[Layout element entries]
** begin **
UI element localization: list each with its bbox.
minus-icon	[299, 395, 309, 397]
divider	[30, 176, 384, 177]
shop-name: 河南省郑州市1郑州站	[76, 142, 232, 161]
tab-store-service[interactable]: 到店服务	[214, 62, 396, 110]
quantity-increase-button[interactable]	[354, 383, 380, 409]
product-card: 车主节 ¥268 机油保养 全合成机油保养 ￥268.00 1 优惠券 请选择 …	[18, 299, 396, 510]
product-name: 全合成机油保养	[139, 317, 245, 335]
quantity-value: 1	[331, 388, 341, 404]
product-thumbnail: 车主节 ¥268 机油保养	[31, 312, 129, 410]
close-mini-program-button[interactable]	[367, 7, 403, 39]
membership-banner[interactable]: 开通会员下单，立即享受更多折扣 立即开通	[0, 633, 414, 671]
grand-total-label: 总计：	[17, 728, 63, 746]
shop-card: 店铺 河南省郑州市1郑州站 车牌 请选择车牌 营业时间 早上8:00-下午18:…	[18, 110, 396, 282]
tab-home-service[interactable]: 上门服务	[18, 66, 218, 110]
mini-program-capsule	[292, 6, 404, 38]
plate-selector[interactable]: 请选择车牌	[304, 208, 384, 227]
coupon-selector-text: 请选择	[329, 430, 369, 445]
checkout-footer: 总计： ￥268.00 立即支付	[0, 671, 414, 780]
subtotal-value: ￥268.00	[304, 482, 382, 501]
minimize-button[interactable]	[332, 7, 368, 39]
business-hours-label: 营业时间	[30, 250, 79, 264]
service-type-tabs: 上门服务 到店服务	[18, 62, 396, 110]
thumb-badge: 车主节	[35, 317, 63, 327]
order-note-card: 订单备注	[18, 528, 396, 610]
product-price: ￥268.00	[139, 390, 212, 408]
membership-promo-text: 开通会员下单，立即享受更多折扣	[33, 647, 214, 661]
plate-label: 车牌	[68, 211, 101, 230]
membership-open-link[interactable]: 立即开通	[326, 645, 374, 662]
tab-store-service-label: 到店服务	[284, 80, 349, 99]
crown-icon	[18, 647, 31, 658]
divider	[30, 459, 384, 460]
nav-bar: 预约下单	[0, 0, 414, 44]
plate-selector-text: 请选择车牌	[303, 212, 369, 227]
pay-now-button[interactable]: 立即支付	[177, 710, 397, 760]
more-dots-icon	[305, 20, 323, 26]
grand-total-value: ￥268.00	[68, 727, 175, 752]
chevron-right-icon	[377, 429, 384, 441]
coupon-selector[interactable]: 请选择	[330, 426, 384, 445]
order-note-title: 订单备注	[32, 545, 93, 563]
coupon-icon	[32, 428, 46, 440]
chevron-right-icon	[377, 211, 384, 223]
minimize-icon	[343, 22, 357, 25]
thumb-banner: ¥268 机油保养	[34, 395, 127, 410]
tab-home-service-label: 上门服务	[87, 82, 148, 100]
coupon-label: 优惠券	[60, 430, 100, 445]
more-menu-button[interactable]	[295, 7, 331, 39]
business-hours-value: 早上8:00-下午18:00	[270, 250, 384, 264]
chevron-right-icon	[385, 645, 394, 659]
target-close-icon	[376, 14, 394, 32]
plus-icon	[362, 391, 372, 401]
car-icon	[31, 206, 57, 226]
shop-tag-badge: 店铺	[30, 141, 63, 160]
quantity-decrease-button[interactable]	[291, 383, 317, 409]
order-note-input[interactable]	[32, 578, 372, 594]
** end **
Reproduce every line of the records above verbatim, changing nothing.

UI element localization: list each with its bbox.
minus-icon	[299, 395, 309, 397]
divider	[30, 176, 384, 177]
shop-name: 河南省郑州市1郑州站	[76, 142, 232, 161]
tab-store-service[interactable]: 到店服务	[214, 62, 396, 110]
quantity-increase-button[interactable]	[354, 383, 380, 409]
product-card: 车主节 ¥268 机油保养 全合成机油保养 ￥268.00 1 优惠券 请选择 …	[18, 299, 396, 510]
product-name: 全合成机油保养	[139, 317, 245, 335]
quantity-value: 1	[331, 388, 341, 404]
product-thumbnail: 车主节 ¥268 机油保养	[31, 312, 129, 410]
close-mini-program-button[interactable]	[367, 7, 403, 39]
membership-banner[interactable]: 开通会员下单，立即享受更多折扣 立即开通	[0, 633, 414, 671]
grand-total-label: 总计：	[17, 728, 63, 746]
shop-card: 店铺 河南省郑州市1郑州站 车牌 请选择车牌 营业时间 早上8:00-下午18:…	[18, 110, 396, 282]
tab-home-service[interactable]: 上门服务	[18, 66, 218, 110]
mini-program-capsule	[292, 6, 404, 38]
plate-selector[interactable]: 请选择车牌	[304, 208, 384, 227]
coupon-selector-text: 请选择	[329, 430, 369, 445]
checkout-footer: 总计： ￥268.00 立即支付	[0, 671, 414, 780]
subtotal-value: ￥268.00	[304, 482, 382, 501]
minimize-button[interactable]	[332, 7, 368, 39]
business-hours-label: 营业时间	[30, 250, 79, 264]
service-type-tabs: 上门服务 到店服务	[18, 62, 396, 110]
thumb-badge: 车主节	[35, 317, 63, 327]
order-note-card: 订单备注	[18, 528, 396, 610]
product-price: ￥268.00	[139, 390, 212, 408]
membership-promo-text: 开通会员下单，立即享受更多折扣	[33, 647, 214, 661]
plate-label: 车牌	[68, 211, 101, 230]
membership-open-link[interactable]: 立即开通	[326, 645, 374, 662]
tab-store-service-label: 到店服务	[284, 80, 349, 99]
crown-icon	[18, 647, 31, 658]
divider	[30, 459, 384, 460]
nav-bar: 预约下单	[0, 0, 414, 44]
plate-selector-text: 请选择车牌	[303, 212, 369, 227]
pay-now-button[interactable]: 立即支付	[177, 710, 397, 760]
more-dots-icon	[305, 20, 323, 26]
grand-total-value: ￥268.00	[68, 727, 175, 752]
chevron-right-icon	[377, 429, 384, 441]
coupon-selector[interactable]: 请选择	[330, 426, 384, 445]
order-note-title: 订单备注	[32, 545, 93, 563]
coupon-icon	[32, 428, 46, 440]
chevron-right-icon	[377, 211, 384, 223]
minimize-icon	[343, 22, 357, 25]
thumb-banner: ¥268 机油保养	[34, 395, 127, 410]
tab-home-service-label: 上门服务	[87, 82, 148, 100]
coupon-label: 优惠券	[60, 430, 100, 445]
more-menu-button[interactable]	[295, 7, 331, 39]
business-hours-value: 早上8:00-下午18:00	[270, 250, 384, 264]
chevron-right-icon	[385, 645, 394, 659]
target-close-icon	[376, 14, 394, 32]
plus-icon	[362, 391, 372, 401]
car-icon	[31, 206, 57, 226]
shop-tag-badge: 店铺	[30, 141, 63, 160]
quantity-decrease-button[interactable]	[291, 383, 317, 409]
order-note-input[interactable]	[32, 578, 372, 594]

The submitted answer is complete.